## Begin THE DATA

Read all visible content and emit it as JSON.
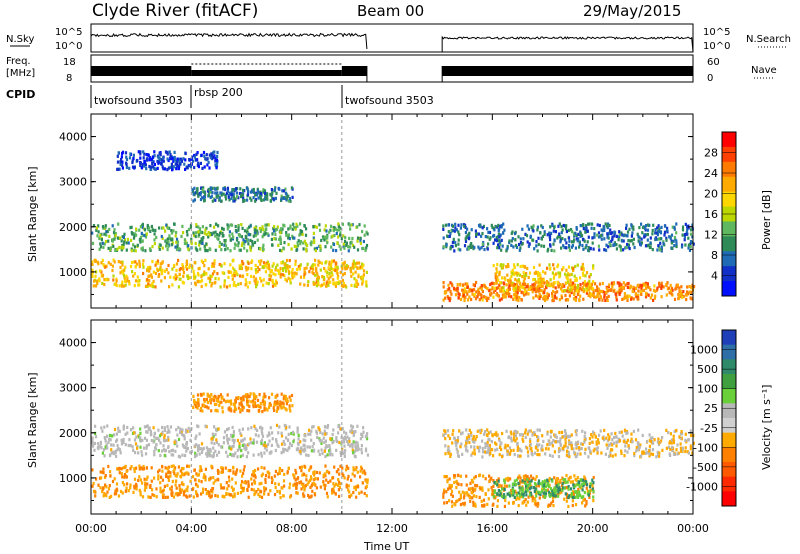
{
  "header": {
    "site": "Clyde River (fitACF)",
    "beam": "Beam 00",
    "date": "29/May/2015"
  },
  "panels": {
    "noise": {
      "left_label": "N.Sky",
      "right_label": "N.Search",
      "left_ticks": [
        "10^5",
        "10^0"
      ],
      "right_ticks": [
        "10^5",
        "10^0"
      ]
    },
    "freq": {
      "left_label_1": "Freq.",
      "left_label_2": "[MHz]",
      "right_label": "Nave",
      "left_ticks": [
        "18",
        "8"
      ],
      "right_ticks": [
        "60",
        "0"
      ]
    },
    "cpid": {
      "label": "CPID",
      "segments": [
        "twofsound 3503",
        "rbsp 200",
        "twofsound 3503"
      ]
    }
  },
  "colorbars": {
    "power": {
      "label": "Power [dB]",
      "ticks": [
        "28",
        "24",
        "20",
        "16",
        "12",
        "8",
        "4"
      ],
      "colors": [
        "#ff0000",
        "#ff4000",
        "#ff7a00",
        "#ffaa00",
        "#ffd700",
        "#bcd600",
        "#5fb85f",
        "#2e8b57",
        "#1f6bb5",
        "#1030c8",
        "#0010ff"
      ]
    },
    "velocity": {
      "label": "Velocity [m s⁻¹]",
      "ticks": [
        "1000",
        "500",
        "100",
        "25",
        "-25",
        "-100",
        "-500",
        "-1000"
      ],
      "colors": [
        "#1f3fb8",
        "#2e6fa8",
        "#2f8a6a",
        "#40a040",
        "#6ad03a",
        "#b8b8b8",
        "#d0d0d0",
        "#ffaa00",
        "#ff8000",
        "#ff5a00",
        "#ff2a00",
        "#ff0000"
      ]
    }
  },
  "chart_data": [
    {
      "type": "heatmap",
      "title": "",
      "xlabel": "",
      "ylabel": "Slant Range [km]",
      "xlim": [
        0,
        24
      ],
      "ylim": [
        200,
        4500
      ],
      "xticks": [
        "00:00",
        "04:00",
        "08:00",
        "12:00",
        "16:00",
        "20:00",
        "00:00"
      ],
      "yticks": [
        1000,
        2000,
        3000,
        4000
      ],
      "variable": "Power [dB]",
      "data_gap_hours": [
        11.0,
        14.0
      ],
      "bands": [
        {
          "t_start": 0.0,
          "t_end": 11.0,
          "r_min": 700,
          "r_max": 1300,
          "level": 20
        },
        {
          "t_start": 0.0,
          "t_end": 11.0,
          "r_min": 1500,
          "r_max": 2100,
          "level": 12
        },
        {
          "t_start": 4.0,
          "t_end": 8.0,
          "r_min": 2600,
          "r_max": 2900,
          "level": 8
        },
        {
          "t_start": 1.0,
          "t_end": 5.0,
          "r_min": 3300,
          "r_max": 3700,
          "level": 4
        },
        {
          "t_start": 14.0,
          "t_end": 24.0,
          "r_min": 400,
          "r_max": 800,
          "level": 24
        },
        {
          "t_start": 16.0,
          "t_end": 20.0,
          "r_min": 600,
          "r_max": 1200,
          "level": 20
        },
        {
          "t_start": 14.0,
          "t_end": 24.0,
          "r_min": 1500,
          "r_max": 2100,
          "level": 8
        }
      ]
    },
    {
      "type": "heatmap",
      "title": "",
      "xlabel": "Time UT",
      "ylabel": "Slant Range [km]",
      "xlim": [
        0,
        24
      ],
      "ylim": [
        200,
        4500
      ],
      "xticks": [
        "00:00",
        "04:00",
        "08:00",
        "12:00",
        "16:00",
        "20:00",
        "00:00"
      ],
      "yticks": [
        1000,
        2000,
        3000,
        4000
      ],
      "variable": "Velocity [m s-1]",
      "data_gap_hours": [
        11.0,
        14.0
      ],
      "bands": [
        {
          "t_start": 0.0,
          "t_end": 11.0,
          "r_min": 600,
          "r_max": 1300,
          "level": -100
        },
        {
          "t_start": 0.0,
          "t_end": 11.0,
          "r_min": 1500,
          "r_max": 2200,
          "level": 0
        },
        {
          "t_start": 4.0,
          "t_end": 8.0,
          "r_min": 2500,
          "r_max": 2900,
          "level": -100
        },
        {
          "t_start": 14.0,
          "t_end": 20.0,
          "r_min": 400,
          "r_max": 1100,
          "level": -100
        },
        {
          "t_start": 16.0,
          "t_end": 20.0,
          "r_min": 600,
          "r_max": 1000,
          "level": 100
        },
        {
          "t_start": 14.0,
          "t_end": 24.0,
          "r_min": 1500,
          "r_max": 2100,
          "level": -25
        }
      ]
    }
  ]
}
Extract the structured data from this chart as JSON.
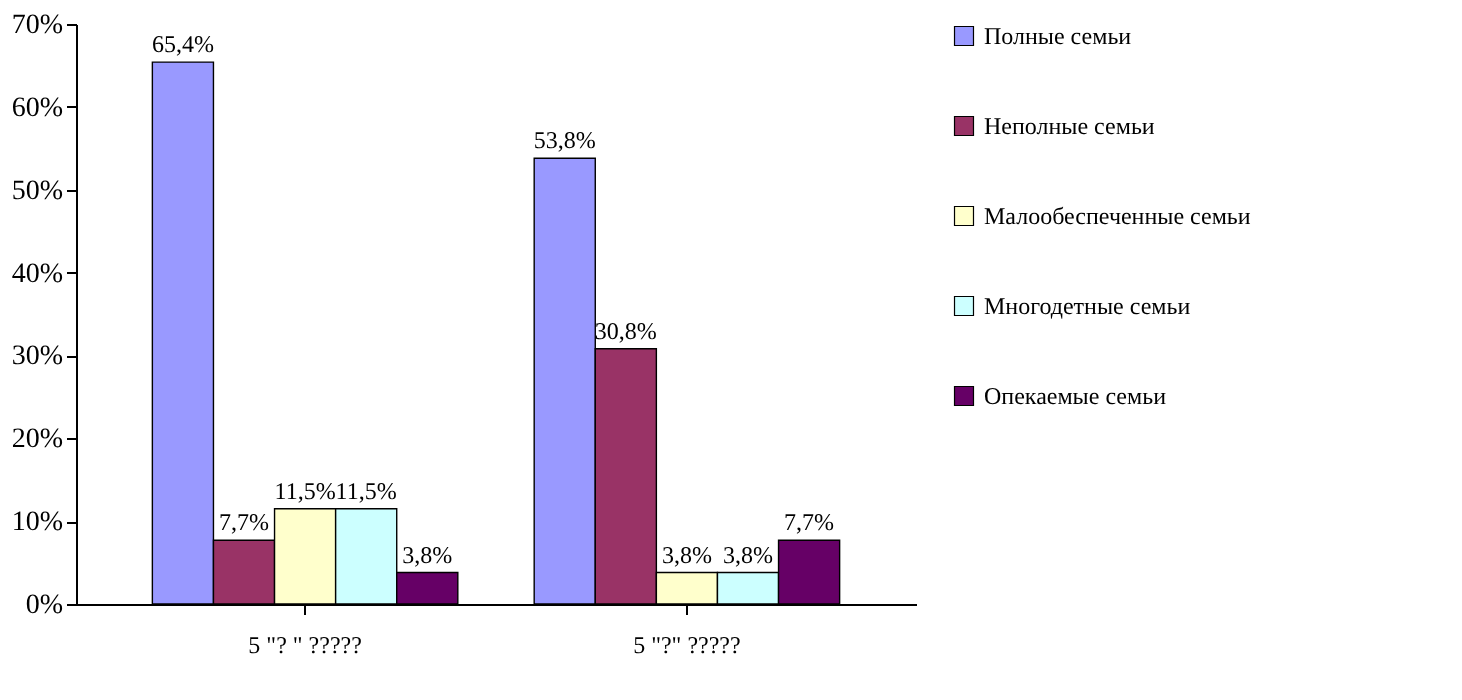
{
  "chart_data": {
    "type": "bar",
    "categories": [
      "5 \"? \" ?????",
      "5 \"?\" ?????"
    ],
    "series": [
      {
        "name": "Полные семьи",
        "color": "#9999ff",
        "values": [
          65.4,
          53.8
        ],
        "value_labels": [
          "65,4%",
          "53,8%"
        ]
      },
      {
        "name": "Неполные семьи",
        "color": "#993366",
        "values": [
          7.7,
          30.8
        ],
        "value_labels": [
          "7,7%",
          "30,8%"
        ]
      },
      {
        "name": "Малообеспеченные семьи",
        "color": "#ffffcc",
        "values": [
          11.5,
          3.8
        ],
        "value_labels": [
          "11,5%",
          "3,8%"
        ]
      },
      {
        "name": "Многодетные семьи",
        "color": "#ccffff",
        "values": [
          11.5,
          3.8
        ],
        "value_labels": [
          "11,5%",
          "3,8%"
        ]
      },
      {
        "name": "Опекаемые семьи",
        "color": "#660066",
        "values": [
          3.8,
          7.7
        ],
        "value_labels": [
          "3,8%",
          "7,7%"
        ]
      }
    ],
    "ylim": [
      0,
      70
    ],
    "yticks": [
      {
        "value": 0,
        "label": "0%"
      },
      {
        "value": 10,
        "label": "10%"
      },
      {
        "value": 20,
        "label": "20%"
      },
      {
        "value": 30,
        "label": "30%"
      },
      {
        "value": 40,
        "label": "40%"
      },
      {
        "value": 50,
        "label": "50%"
      },
      {
        "value": 60,
        "label": "60%"
      },
      {
        "value": 70,
        "label": "70%"
      }
    ],
    "legend": "right",
    "grid": false
  }
}
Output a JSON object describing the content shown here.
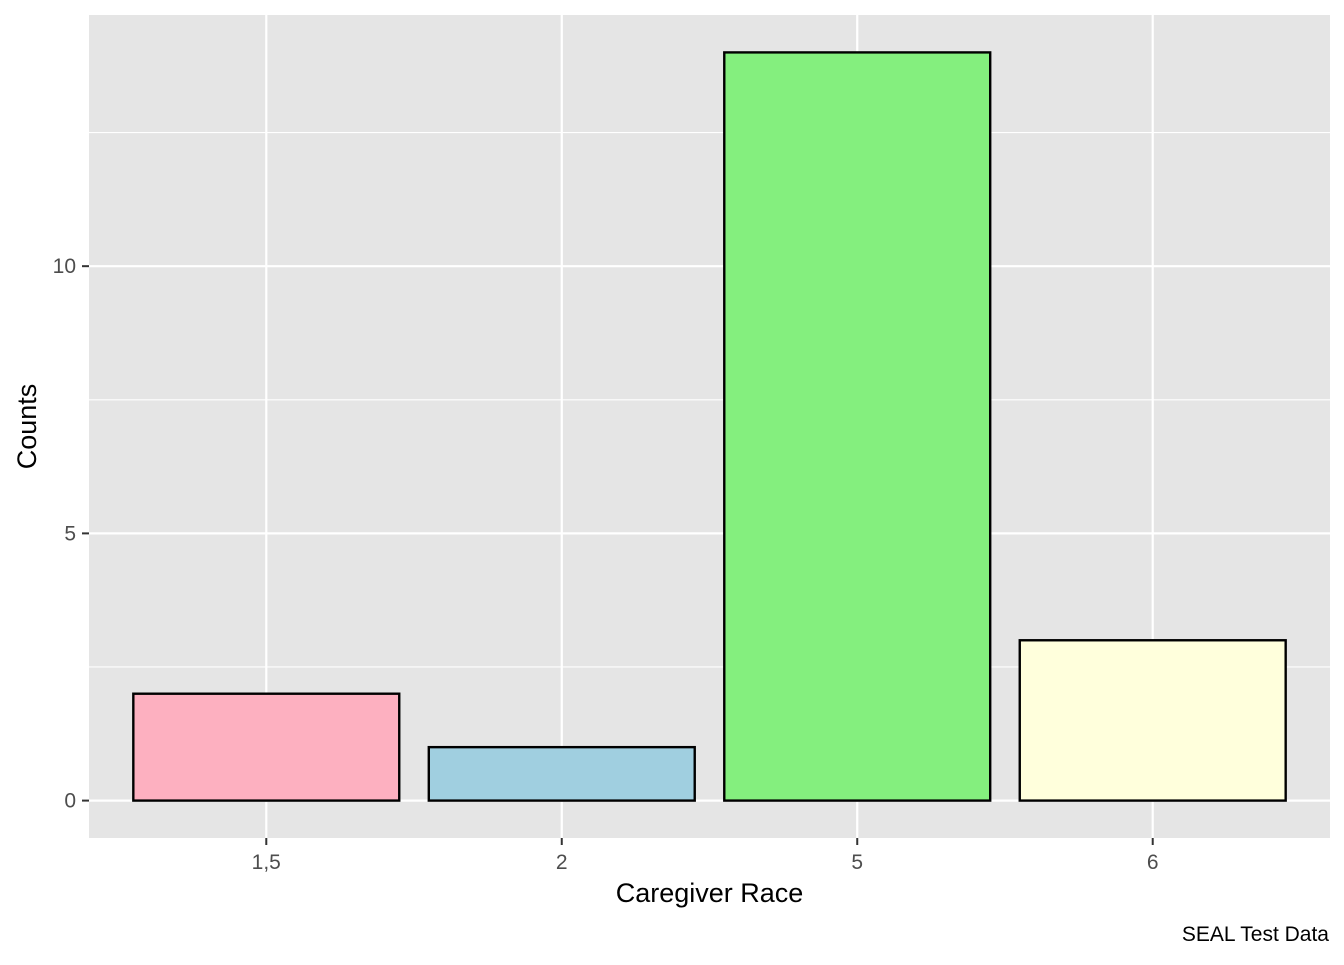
{
  "chart_data": {
    "type": "bar",
    "categories": [
      "1,5",
      "2",
      "5",
      "6"
    ],
    "values": [
      2,
      1,
      14,
      3
    ],
    "colors": [
      "#FDB0C0",
      "#A0CFE0",
      "#84EF7E",
      "#FFFFDC"
    ],
    "xlabel": "Caregiver Race",
    "ylabel": "Counts",
    "caption": "SEAL Test Data",
    "yticks": [
      "0",
      "5",
      "10"
    ],
    "ylim": [
      -0.7,
      14.7
    ],
    "grid": true,
    "panel_background": "#E5E5E5",
    "grid_color": "#FFFFFF",
    "bar_outline": "#000000"
  }
}
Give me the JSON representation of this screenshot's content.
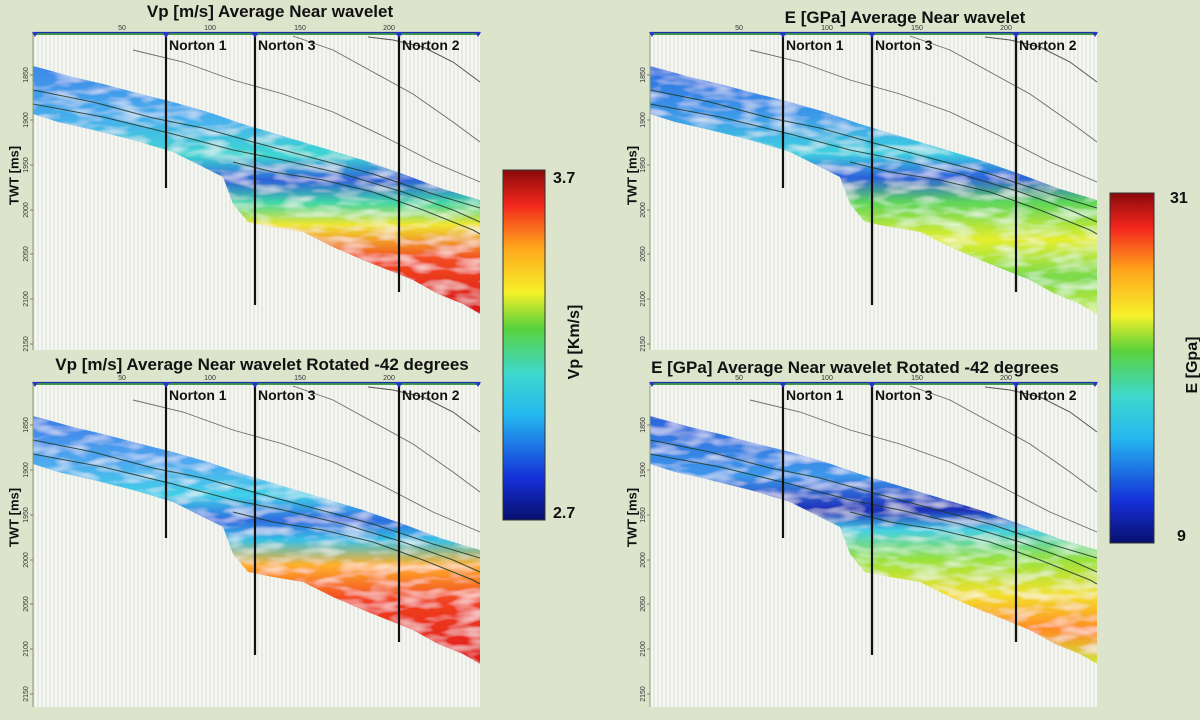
{
  "panels": [
    {
      "title": "Vp [m/s] Average Near wavelet",
      "ylabel": "TWT [ms]",
      "variant": "vp1"
    },
    {
      "title": "E [GPa] Average Near wavelet",
      "ylabel": "TWT [ms]",
      "variant": "e1"
    },
    {
      "title": "Vp [m/s] Average Near wavelet Rotated -42 degrees",
      "ylabel": "TWT [ms]",
      "variant": "vp2"
    },
    {
      "title": "E [GPa] Average Near wavelet Rotated -42 degrees",
      "ylabel": "TWT [ms]",
      "variant": "e2"
    }
  ],
  "wells": [
    "Norton 1",
    "Norton 3",
    "Norton 2"
  ],
  "x_ticks": [
    "50",
    "100",
    "150",
    "200"
  ],
  "y_ticks": [
    "1850",
    "1900",
    "1950",
    "2000",
    "2050",
    "2100",
    "2150"
  ],
  "colorbars": [
    {
      "axis_label": "Vp [Km/s]",
      "max": "3.7",
      "min": "2.7"
    },
    {
      "axis_label": "E [Gpa]",
      "max": "31",
      "min": "9"
    }
  ]
}
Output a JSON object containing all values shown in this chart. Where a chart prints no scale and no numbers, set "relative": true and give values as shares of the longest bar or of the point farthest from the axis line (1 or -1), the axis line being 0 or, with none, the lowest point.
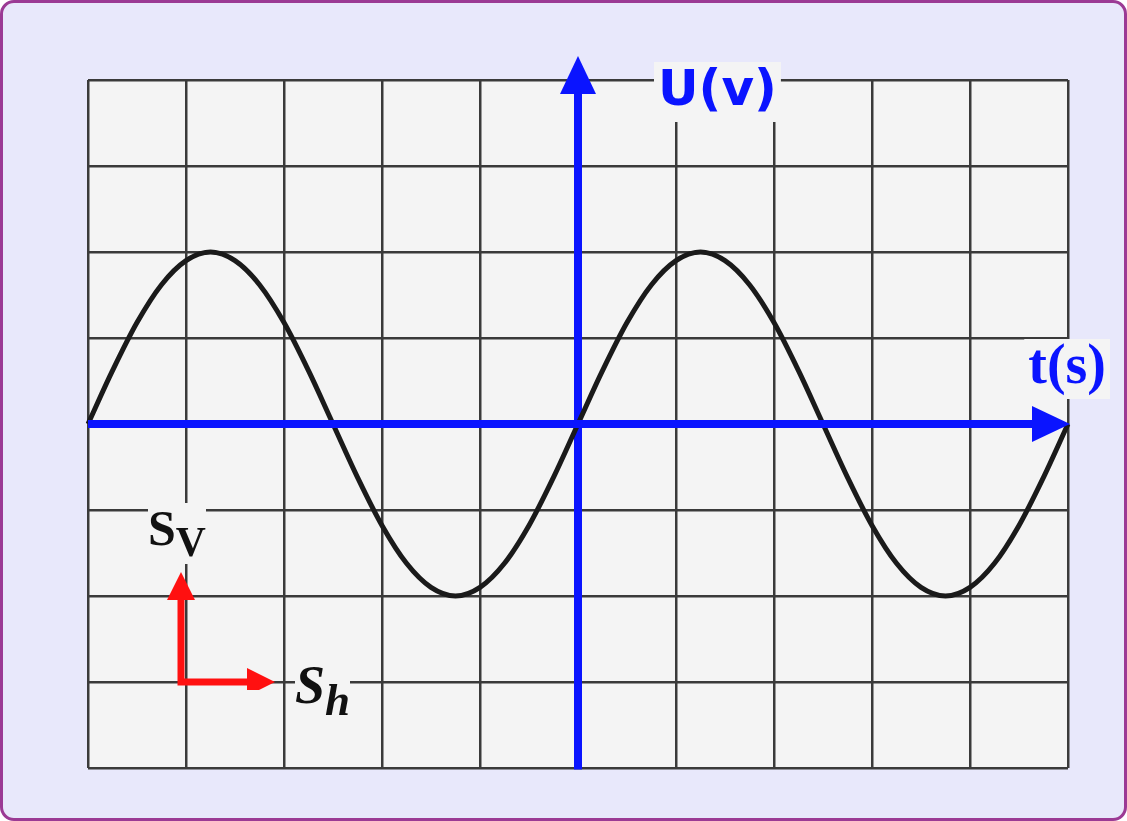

## End THE DATA

▶ [GIVEN INSTRUCTION]
Find the string "true" in the listing and return every line that holds it.

▶ [EXPECTED ANSWER]
    "grid": true,
Output a JSON object containing all values shown in this chart. Where a chart prints no scale and no numbers, set "relative": true and give values as shares of the longest bar or of the point farthest from the axis line (1 or -1), the axis line being 0 or, with none, the lowest point.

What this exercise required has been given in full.